======== Records for processing

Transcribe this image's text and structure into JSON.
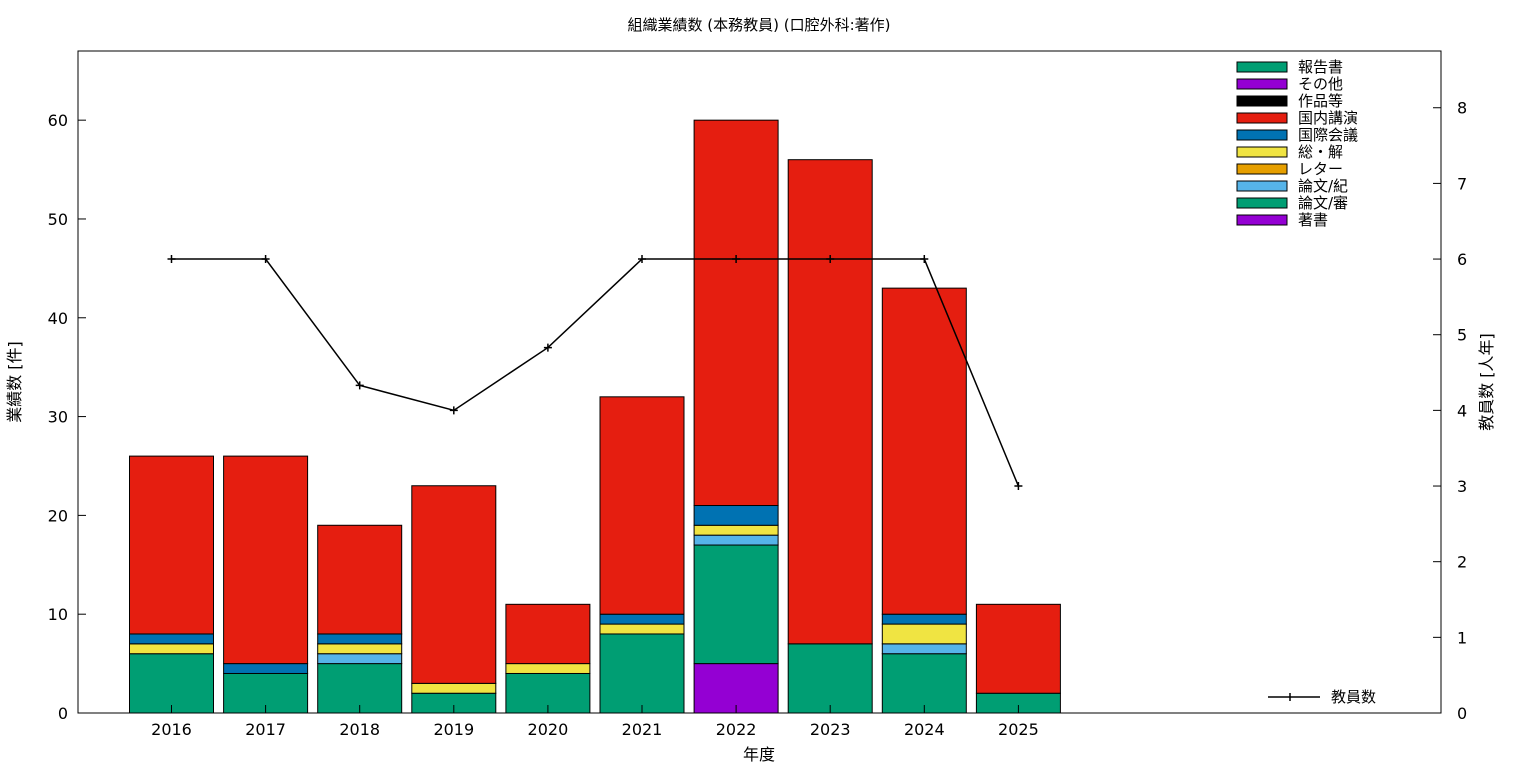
{
  "chart_data": {
    "type": "bar",
    "stacked": true,
    "title": "組織業績数 (本務教員) (口腔外科:著作)",
    "xlabel": "年度",
    "ylabel": "業績数 [件]",
    "y2label": "教員数 [人年]",
    "ylim": [
      0,
      67
    ],
    "yticks": [
      0,
      10,
      20,
      30,
      40,
      50,
      60
    ],
    "y2lim": [
      0,
      8.75
    ],
    "y2ticks": [
      0,
      1,
      2,
      3,
      4,
      5,
      6,
      7,
      8
    ],
    "grid": false,
    "legend_position": "top-right",
    "categories": [
      "2016",
      "2017",
      "2018",
      "2019",
      "2020",
      "2021",
      "2022",
      "2023",
      "2024",
      "2025"
    ],
    "series": [
      {
        "name": "著書",
        "color": "#9400d3",
        "values": [
          0,
          0,
          0,
          0,
          0,
          0,
          5,
          0,
          0,
          0
        ]
      },
      {
        "name": "論文/審",
        "color": "#009e73",
        "values": [
          6,
          4,
          5,
          2,
          4,
          8,
          12,
          7,
          6,
          2
        ]
      },
      {
        "name": "論文/紀",
        "color": "#56b4e9",
        "values": [
          0,
          0,
          1,
          0,
          0,
          0,
          1,
          0,
          1,
          0
        ]
      },
      {
        "name": "レター",
        "color": "#e69f00",
        "values": [
          0,
          0,
          0,
          0,
          0,
          0,
          0,
          0,
          0,
          0
        ]
      },
      {
        "name": "総・解",
        "color": "#f0e442",
        "values": [
          1,
          0,
          1,
          1,
          1,
          1,
          1,
          0,
          2,
          0
        ]
      },
      {
        "name": "国際会議",
        "color": "#0072b2",
        "values": [
          1,
          1,
          1,
          0,
          0,
          1,
          2,
          0,
          1,
          0
        ]
      },
      {
        "name": "国内講演",
        "color": "#e51e10",
        "values": [
          18,
          21,
          11,
          20,
          6,
          22,
          39,
          49,
          33,
          9
        ]
      },
      {
        "name": "作品等",
        "color": "#000000",
        "values": [
          0,
          0,
          0,
          0,
          0,
          0,
          0,
          0,
          0,
          0
        ]
      },
      {
        "name": "その他",
        "color": "#9400d3",
        "values": [
          0,
          0,
          0,
          0,
          0,
          0,
          0,
          0,
          0,
          0
        ]
      },
      {
        "name": "報告書",
        "color": "#009e73",
        "values": [
          0,
          0,
          0,
          0,
          0,
          0,
          0,
          0,
          0,
          0
        ]
      }
    ],
    "legend_order": [
      "報告書",
      "その他",
      "作品等",
      "国内講演",
      "国際会議",
      "総・解",
      "レター",
      "論文/紀",
      "論文/審",
      "著書"
    ],
    "line_series": {
      "name": "教員数",
      "color": "#000000",
      "axis": "y2",
      "values": [
        6,
        6,
        4.33,
        4,
        4.83,
        6,
        6,
        6,
        6,
        3
      ]
    }
  }
}
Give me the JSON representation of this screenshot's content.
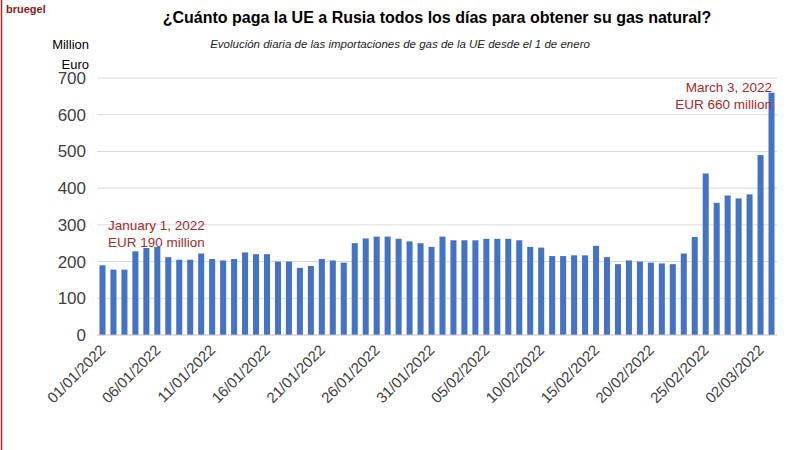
{
  "chart_data": {
    "type": "bar",
    "title": "¿Cuánto paga la UE a Rusia todos los días para obtener su gas natural?",
    "subtitle": "Evolución diaria de las importaciones de gas de la UE desde el 1 de enero",
    "source": "bruegel",
    "ylabel": "Million Euro",
    "annotations": [
      {
        "lines": [
          "January 1, 2022",
          "EUR 190 million"
        ]
      },
      {
        "lines": [
          "March 3, 2022",
          "EUR 660 million"
        ]
      }
    ],
    "categories": [
      "01/01/2022",
      null,
      null,
      null,
      null,
      "06/01/2022",
      null,
      null,
      null,
      null,
      "11/01/2022",
      null,
      null,
      null,
      null,
      "16/01/2022",
      null,
      null,
      null,
      null,
      "21/01/2022",
      null,
      null,
      null,
      null,
      "26/01/2022",
      null,
      null,
      null,
      null,
      "31/01/2022",
      null,
      null,
      null,
      null,
      "05/02/2022",
      null,
      null,
      null,
      null,
      "10/02/2022",
      null,
      null,
      null,
      null,
      "15/02/2022",
      null,
      null,
      null,
      null,
      "20/02/2022",
      null,
      null,
      null,
      null,
      "25/02/2022",
      null,
      null,
      null,
      null,
      "02/03/2022",
      null
    ],
    "values": [
      190,
      178,
      178,
      228,
      237,
      240,
      212,
      205,
      205,
      222,
      207,
      203,
      207,
      225,
      220,
      220,
      200,
      200,
      183,
      188,
      207,
      203,
      197,
      250,
      263,
      268,
      268,
      262,
      255,
      250,
      240,
      268,
      258,
      258,
      258,
      262,
      262,
      262,
      258,
      240,
      238,
      215,
      215,
      217,
      217,
      243,
      212,
      193,
      203,
      200,
      197,
      195,
      193,
      222,
      267,
      440,
      360,
      380,
      372,
      383,
      490,
      660
    ],
    "color": "#4472c4",
    "ylim": [
      0,
      700
    ],
    "yticks": [
      0,
      100,
      200,
      300,
      400,
      500,
      600,
      700
    ],
    "grid": true
  }
}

================

• **Goal**
Using the entries above, return each line in which the word "color" occurs.

• **Result for this exercise**
        "color": "#9400d3",
        "color": "#009e73",
        "color": "#56b4e9",
        "color": "#e69f00",
        "color": "#f0e442",
        "color": "#0072b2",
        "color": "#e51e10",
        "color": "#000000",
        "color": "#9400d3",
        "color": "#009e73",
      "color": "#000000",
    "color": "#4472c4",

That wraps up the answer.